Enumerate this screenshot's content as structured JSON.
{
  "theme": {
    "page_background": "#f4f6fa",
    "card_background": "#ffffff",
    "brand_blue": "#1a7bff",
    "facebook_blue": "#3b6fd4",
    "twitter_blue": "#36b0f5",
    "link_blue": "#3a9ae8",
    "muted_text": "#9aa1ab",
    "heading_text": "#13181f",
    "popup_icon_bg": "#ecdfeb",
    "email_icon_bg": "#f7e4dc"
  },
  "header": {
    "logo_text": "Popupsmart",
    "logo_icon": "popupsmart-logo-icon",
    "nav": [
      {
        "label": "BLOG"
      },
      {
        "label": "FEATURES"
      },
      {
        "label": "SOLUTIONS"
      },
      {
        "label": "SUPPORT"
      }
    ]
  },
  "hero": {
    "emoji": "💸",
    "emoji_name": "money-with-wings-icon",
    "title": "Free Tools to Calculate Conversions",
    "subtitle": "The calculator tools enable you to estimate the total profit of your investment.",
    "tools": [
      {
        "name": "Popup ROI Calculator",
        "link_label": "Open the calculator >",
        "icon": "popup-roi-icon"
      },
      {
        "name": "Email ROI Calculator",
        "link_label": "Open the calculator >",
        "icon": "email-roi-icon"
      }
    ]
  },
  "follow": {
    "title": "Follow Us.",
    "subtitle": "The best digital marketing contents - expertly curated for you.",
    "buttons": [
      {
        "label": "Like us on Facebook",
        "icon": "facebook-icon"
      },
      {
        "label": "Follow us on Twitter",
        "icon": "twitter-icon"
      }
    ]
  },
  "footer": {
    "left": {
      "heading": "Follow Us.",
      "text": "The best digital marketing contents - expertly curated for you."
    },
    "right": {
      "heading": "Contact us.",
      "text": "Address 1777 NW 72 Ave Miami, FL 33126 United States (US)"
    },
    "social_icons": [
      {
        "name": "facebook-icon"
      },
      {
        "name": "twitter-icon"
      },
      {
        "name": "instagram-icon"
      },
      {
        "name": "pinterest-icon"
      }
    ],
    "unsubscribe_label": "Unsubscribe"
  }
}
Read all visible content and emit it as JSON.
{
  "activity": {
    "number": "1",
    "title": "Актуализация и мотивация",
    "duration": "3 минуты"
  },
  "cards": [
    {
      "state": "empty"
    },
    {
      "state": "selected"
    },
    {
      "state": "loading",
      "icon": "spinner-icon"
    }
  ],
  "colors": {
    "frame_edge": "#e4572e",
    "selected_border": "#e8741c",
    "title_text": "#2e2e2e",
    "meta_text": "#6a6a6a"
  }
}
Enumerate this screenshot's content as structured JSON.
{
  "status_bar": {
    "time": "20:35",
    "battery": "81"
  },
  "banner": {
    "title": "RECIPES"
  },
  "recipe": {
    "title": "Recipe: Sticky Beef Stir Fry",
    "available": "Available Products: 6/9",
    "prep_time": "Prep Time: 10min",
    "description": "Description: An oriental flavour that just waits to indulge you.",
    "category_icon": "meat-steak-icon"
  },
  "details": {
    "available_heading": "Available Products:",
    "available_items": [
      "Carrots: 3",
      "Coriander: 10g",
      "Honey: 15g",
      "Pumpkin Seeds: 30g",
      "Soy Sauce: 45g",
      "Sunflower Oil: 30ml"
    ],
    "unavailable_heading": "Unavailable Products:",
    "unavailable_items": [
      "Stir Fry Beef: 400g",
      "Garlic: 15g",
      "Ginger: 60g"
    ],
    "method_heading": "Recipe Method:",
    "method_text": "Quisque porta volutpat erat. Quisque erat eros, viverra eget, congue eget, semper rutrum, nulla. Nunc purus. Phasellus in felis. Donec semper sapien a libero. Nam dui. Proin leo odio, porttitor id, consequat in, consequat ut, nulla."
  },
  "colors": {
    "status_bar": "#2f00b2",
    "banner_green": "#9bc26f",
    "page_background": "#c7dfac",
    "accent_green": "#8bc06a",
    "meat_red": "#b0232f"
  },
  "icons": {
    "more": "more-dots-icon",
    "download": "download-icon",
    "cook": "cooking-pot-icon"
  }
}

=-=-=-=-=

**GIVEN EXERCISE**
Copy the data above in full, character for character.

**OUTPUT FOR THIS TASK**
Enumerate this screenshot's content as structured JSON.
{
  "theme": {
    "page_background": "#f4f6fa",
    "card_background": "#ffffff",
    "brand_blue": "#1a7bff",
    "facebook_blue": "#3b6fd4",
    "twitter_blue": "#36b0f5",
    "link_blue": "#3a9ae8",
    "muted_text": "#9aa1ab",
    "heading_text": "#13181f",
    "popup_icon_bg": "#ecdfeb",
    "email_icon_bg": "#f7e4dc"
  },
  "header": {
    "logo_text": "Popupsmart",
    "logo_icon": "popupsmart-logo-icon",
    "nav": [
      {
        "label": "BLOG"
      },
      {
        "label": "FEATURES"
      },
      {
        "label": "SOLUTIONS"
      },
      {
        "label": "SUPPORT"
      }
    ]
  },
  "hero": {
    "emoji": "💸",
    "emoji_name": "money-with-wings-icon",
    "title": "Free Tools to Calculate Conversions",
    "subtitle": "The calculator tools enable you to estimate the total profit of your investment.",
    "tools": [
      {
        "name": "Popup ROI Calculator",
        "link_label": "Open the calculator >",
        "icon": "popup-roi-icon"
      },
      {
        "name": "Email ROI Calculator",
        "link_label": "Open the calculator >",
        "icon": "email-roi-icon"
      }
    ]
  },
  "follow": {
    "title": "Follow Us.",
    "subtitle": "The best digital marketing contents - expertly curated for you.",
    "buttons": [
      {
        "label": "Like us on Facebook",
        "icon": "facebook-icon"
      },
      {
        "label": "Follow us on Twitter",
        "icon": "twitter-icon"
      }
    ]
  },
  "footer": {
    "left": {
      "heading": "Follow Us.",
      "text": "The best digital marketing contents - expertly curated for you."
    },
    "right": {
      "heading": "Contact us.",
      "text": "Address 1777 NW 72 Ave Miami, FL 33126 United States (US)"
    },
    "social_icons": [
      {
        "name": "facebook-icon"
      },
      {
        "name": "twitter-icon"
      },
      {
        "name": "instagram-icon"
      },
      {
        "name": "pinterest-icon"
      }
    ],
    "unsubscribe_label": "Unsubscribe"
  }
}
Read all visible content and emit it as JSON.
{
  "activity": {
    "number": "1",
    "title": "Актуализация и мотивация",
    "duration": "3 минуты"
  },
  "cards": [
    {
      "state": "empty"
    },
    {
      "state": "selected"
    },
    {
      "state": "loading",
      "icon": "spinner-icon"
    }
  ],
  "colors": {
    "frame_edge": "#e4572e",
    "selected_border": "#e8741c",
    "title_text": "#2e2e2e",
    "meta_text": "#6a6a6a"
  }
}
Enumerate this screenshot's content as structured JSON.
{
  "status_bar": {
    "time": "20:35",
    "battery": "81"
  },
  "banner": {
    "title": "RECIPES"
  },
  "recipe": {
    "title": "Recipe: Sticky Beef Stir Fry",
    "available": "Available Products: 6/9",
    "prep_time": "Prep Time: 10min",
    "description": "Description: An oriental flavour that just waits to indulge you.",
    "category_icon": "meat-steak-icon"
  },
  "details": {
    "available_heading": "Available Products:",
    "available_items": [
      "Carrots: 3",
      "Coriander: 10g",
      "Honey: 15g",
      "Pumpkin Seeds: 30g",
      "Soy Sauce: 45g",
      "Sunflower Oil: 30ml"
    ],
    "unavailable_heading": "Unavailable Products:",
    "unavailable_items": [
      "Stir Fry Beef: 400g",
      "Garlic: 15g",
      "Ginger: 60g"
    ],
    "method_heading": "Recipe Method:",
    "method_text": "Quisque porta volutpat erat. Quisque erat eros, viverra eget, congue eget, semper rutrum, nulla. Nunc purus. Phasellus in felis. Donec semper sapien a libero. Nam dui. Proin leo odio, porttitor id, consequat in, consequat ut, nulla."
  },
  "colors": {
    "status_bar": "#2f00b2",
    "banner_green": "#9bc26f",
    "page_background": "#c7dfac",
    "accent_green": "#8bc06a",
    "meat_red": "#b0232f"
  },
  "icons": {
    "more": "more-dots-icon",
    "download": "download-icon",
    "cook": "cooking-pot-icon"
  }
}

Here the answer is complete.